You are to retype all of the data exactly as it appears.

[Start of RECORDS SHOWN]

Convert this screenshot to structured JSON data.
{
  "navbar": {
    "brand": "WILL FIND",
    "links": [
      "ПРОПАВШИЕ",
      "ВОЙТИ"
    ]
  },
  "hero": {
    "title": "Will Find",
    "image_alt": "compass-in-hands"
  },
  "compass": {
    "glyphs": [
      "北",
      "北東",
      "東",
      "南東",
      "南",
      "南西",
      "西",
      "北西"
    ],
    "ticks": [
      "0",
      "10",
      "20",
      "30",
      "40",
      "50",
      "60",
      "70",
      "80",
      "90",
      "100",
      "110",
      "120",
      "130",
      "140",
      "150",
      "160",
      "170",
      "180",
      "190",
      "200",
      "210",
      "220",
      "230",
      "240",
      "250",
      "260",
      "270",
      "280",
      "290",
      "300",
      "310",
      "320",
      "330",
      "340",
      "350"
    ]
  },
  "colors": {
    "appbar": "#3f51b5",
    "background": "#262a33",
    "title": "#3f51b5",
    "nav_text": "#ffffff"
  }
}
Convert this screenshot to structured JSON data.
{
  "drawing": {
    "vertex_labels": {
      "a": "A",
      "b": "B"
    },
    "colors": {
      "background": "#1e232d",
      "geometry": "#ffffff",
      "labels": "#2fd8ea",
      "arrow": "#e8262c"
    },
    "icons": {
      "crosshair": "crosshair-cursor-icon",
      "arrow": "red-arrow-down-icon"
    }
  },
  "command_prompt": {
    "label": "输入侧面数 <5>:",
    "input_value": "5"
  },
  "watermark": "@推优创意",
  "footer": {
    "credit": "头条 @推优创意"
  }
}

[End of RECORDS SHOWN]

### RESPONSE
Convert this screenshot to structured JSON data.
{
  "navbar": {
    "brand": "WILL FIND",
    "links": [
      "ПРОПАВШИЕ",
      "ВОЙТИ"
    ]
  },
  "hero": {
    "title": "Will Find",
    "image_alt": "compass-in-hands"
  },
  "compass": {
    "glyphs": [
      "北",
      "北東",
      "東",
      "南東",
      "南",
      "南西",
      "西",
      "北西"
    ],
    "ticks": [
      "0",
      "10",
      "20",
      "30",
      "40",
      "50",
      "60",
      "70",
      "80",
      "90",
      "100",
      "110",
      "120",
      "130",
      "140",
      "150",
      "160",
      "170",
      "180",
      "190",
      "200",
      "210",
      "220",
      "230",
      "240",
      "250",
      "260",
      "270",
      "280",
      "290",
      "300",
      "310",
      "320",
      "330",
      "340",
      "350"
    ]
  },
  "colors": {
    "appbar": "#3f51b5",
    "background": "#262a33",
    "title": "#3f51b5",
    "nav_text": "#ffffff"
  }
}
Convert this screenshot to structured JSON data.
{
  "drawing": {
    "vertex_labels": {
      "a": "A",
      "b": "B"
    },
    "colors": {
      "background": "#1e232d",
      "geometry": "#ffffff",
      "labels": "#2fd8ea",
      "arrow": "#e8262c"
    },
    "icons": {
      "crosshair": "crosshair-cursor-icon",
      "arrow": "red-arrow-down-icon"
    }
  },
  "command_prompt": {
    "label": "输入侧面数 <5>:",
    "input_value": "5"
  },
  "watermark": "@推优创意",
  "footer": {
    "credit": "头条 @推优创意"
  }
}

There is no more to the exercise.